WHAT YOU SHOULD DO.
Copy out the lines below word for word, every line in the same order.
[begin RECORDS]
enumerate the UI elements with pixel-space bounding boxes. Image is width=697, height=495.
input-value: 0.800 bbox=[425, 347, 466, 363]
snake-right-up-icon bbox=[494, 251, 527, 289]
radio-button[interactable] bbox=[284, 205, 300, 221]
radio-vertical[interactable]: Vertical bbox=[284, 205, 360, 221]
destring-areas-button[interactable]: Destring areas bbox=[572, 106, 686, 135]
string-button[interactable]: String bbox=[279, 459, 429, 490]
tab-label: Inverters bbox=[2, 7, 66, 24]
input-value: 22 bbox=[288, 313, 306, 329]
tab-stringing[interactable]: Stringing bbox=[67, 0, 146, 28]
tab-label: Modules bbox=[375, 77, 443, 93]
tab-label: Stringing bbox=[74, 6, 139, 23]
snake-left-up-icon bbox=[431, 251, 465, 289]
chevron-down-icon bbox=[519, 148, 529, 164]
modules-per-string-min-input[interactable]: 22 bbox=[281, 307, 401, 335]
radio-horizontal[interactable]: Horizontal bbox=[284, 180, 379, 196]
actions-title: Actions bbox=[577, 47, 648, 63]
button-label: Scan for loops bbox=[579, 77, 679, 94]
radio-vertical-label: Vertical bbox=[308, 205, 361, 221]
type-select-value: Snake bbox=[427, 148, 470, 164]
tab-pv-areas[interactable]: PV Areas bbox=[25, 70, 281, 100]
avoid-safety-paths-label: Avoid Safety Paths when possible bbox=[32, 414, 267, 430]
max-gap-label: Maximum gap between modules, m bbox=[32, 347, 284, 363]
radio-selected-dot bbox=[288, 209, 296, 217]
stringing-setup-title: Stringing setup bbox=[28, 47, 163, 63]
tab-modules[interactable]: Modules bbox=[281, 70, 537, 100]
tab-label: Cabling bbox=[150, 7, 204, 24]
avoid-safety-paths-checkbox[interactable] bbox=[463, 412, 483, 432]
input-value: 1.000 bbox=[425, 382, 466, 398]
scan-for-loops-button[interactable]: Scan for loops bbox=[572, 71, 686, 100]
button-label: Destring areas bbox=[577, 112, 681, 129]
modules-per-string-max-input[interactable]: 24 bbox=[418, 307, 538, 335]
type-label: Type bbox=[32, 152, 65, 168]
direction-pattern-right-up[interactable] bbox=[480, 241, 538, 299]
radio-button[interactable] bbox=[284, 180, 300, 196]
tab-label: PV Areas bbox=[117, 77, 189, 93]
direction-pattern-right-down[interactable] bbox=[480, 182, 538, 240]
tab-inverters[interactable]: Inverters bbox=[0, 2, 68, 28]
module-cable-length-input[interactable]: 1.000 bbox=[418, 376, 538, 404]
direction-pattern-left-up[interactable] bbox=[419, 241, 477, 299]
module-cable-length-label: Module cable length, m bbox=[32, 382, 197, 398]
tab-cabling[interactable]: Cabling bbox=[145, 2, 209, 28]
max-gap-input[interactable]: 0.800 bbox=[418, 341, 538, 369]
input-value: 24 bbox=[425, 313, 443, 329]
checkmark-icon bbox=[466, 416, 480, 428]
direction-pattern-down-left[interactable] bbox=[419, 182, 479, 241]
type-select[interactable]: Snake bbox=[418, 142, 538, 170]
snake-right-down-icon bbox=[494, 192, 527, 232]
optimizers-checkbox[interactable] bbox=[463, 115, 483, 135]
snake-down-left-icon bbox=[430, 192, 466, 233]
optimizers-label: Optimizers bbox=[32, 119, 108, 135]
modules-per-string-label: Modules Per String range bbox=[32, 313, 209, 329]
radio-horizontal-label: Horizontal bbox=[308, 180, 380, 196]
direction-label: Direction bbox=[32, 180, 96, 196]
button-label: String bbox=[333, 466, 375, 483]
[end RECORDS]
FINAL ANSWER.
enumerate the UI elements with pixel-space bounding boxes. Image is width=697, height=495.
input-value: 0.800 bbox=[425, 347, 466, 363]
snake-right-up-icon bbox=[494, 251, 527, 289]
radio-button[interactable] bbox=[284, 205, 300, 221]
radio-vertical[interactable]: Vertical bbox=[284, 205, 360, 221]
destring-areas-button[interactable]: Destring areas bbox=[572, 106, 686, 135]
string-button[interactable]: String bbox=[279, 459, 429, 490]
tab-label: Inverters bbox=[2, 7, 66, 24]
input-value: 22 bbox=[288, 313, 306, 329]
tab-stringing[interactable]: Stringing bbox=[67, 0, 146, 28]
tab-label: Modules bbox=[375, 77, 443, 93]
tab-label: Stringing bbox=[74, 6, 139, 23]
snake-left-up-icon bbox=[431, 251, 465, 289]
chevron-down-icon bbox=[519, 148, 529, 164]
modules-per-string-min-input[interactable]: 22 bbox=[281, 307, 401, 335]
radio-horizontal[interactable]: Horizontal bbox=[284, 180, 379, 196]
actions-title: Actions bbox=[577, 47, 648, 63]
button-label: Scan for loops bbox=[579, 77, 679, 94]
radio-vertical-label: Vertical bbox=[308, 205, 361, 221]
type-select-value: Snake bbox=[427, 148, 470, 164]
tab-pv-areas[interactable]: PV Areas bbox=[25, 70, 281, 100]
avoid-safety-paths-label: Avoid Safety Paths when possible bbox=[32, 414, 267, 430]
max-gap-label: Maximum gap between modules, m bbox=[32, 347, 284, 363]
radio-selected-dot bbox=[288, 209, 296, 217]
stringing-setup-title: Stringing setup bbox=[28, 47, 163, 63]
tab-modules[interactable]: Modules bbox=[281, 70, 537, 100]
tab-label: Cabling bbox=[150, 7, 204, 24]
avoid-safety-paths-checkbox[interactable] bbox=[463, 412, 483, 432]
input-value: 1.000 bbox=[425, 382, 466, 398]
scan-for-loops-button[interactable]: Scan for loops bbox=[572, 71, 686, 100]
button-label: Destring areas bbox=[577, 112, 681, 129]
modules-per-string-max-input[interactable]: 24 bbox=[418, 307, 538, 335]
type-label: Type bbox=[32, 152, 65, 168]
direction-pattern-right-up[interactable] bbox=[480, 241, 538, 299]
radio-button[interactable] bbox=[284, 180, 300, 196]
tab-label: PV Areas bbox=[117, 77, 189, 93]
direction-pattern-right-down[interactable] bbox=[480, 182, 538, 240]
tab-inverters[interactable]: Inverters bbox=[0, 2, 68, 28]
module-cable-length-input[interactable]: 1.000 bbox=[418, 376, 538, 404]
direction-pattern-left-up[interactable] bbox=[419, 241, 477, 299]
module-cable-length-label: Module cable length, m bbox=[32, 382, 197, 398]
tab-cabling[interactable]: Cabling bbox=[145, 2, 209, 28]
max-gap-input[interactable]: 0.800 bbox=[418, 341, 538, 369]
input-value: 24 bbox=[425, 313, 443, 329]
checkmark-icon bbox=[466, 416, 480, 428]
direction-pattern-down-left[interactable] bbox=[419, 182, 479, 241]
type-select[interactable]: Snake bbox=[418, 142, 538, 170]
snake-right-down-icon bbox=[494, 192, 527, 232]
optimizers-checkbox[interactable] bbox=[463, 115, 483, 135]
snake-down-left-icon bbox=[430, 192, 466, 233]
optimizers-label: Optimizers bbox=[32, 119, 108, 135]
modules-per-string-label: Modules Per String range bbox=[32, 313, 209, 329]
radio-horizontal-label: Horizontal bbox=[308, 180, 380, 196]
direction-label: Direction bbox=[32, 180, 96, 196]
button-label: String bbox=[333, 466, 375, 483]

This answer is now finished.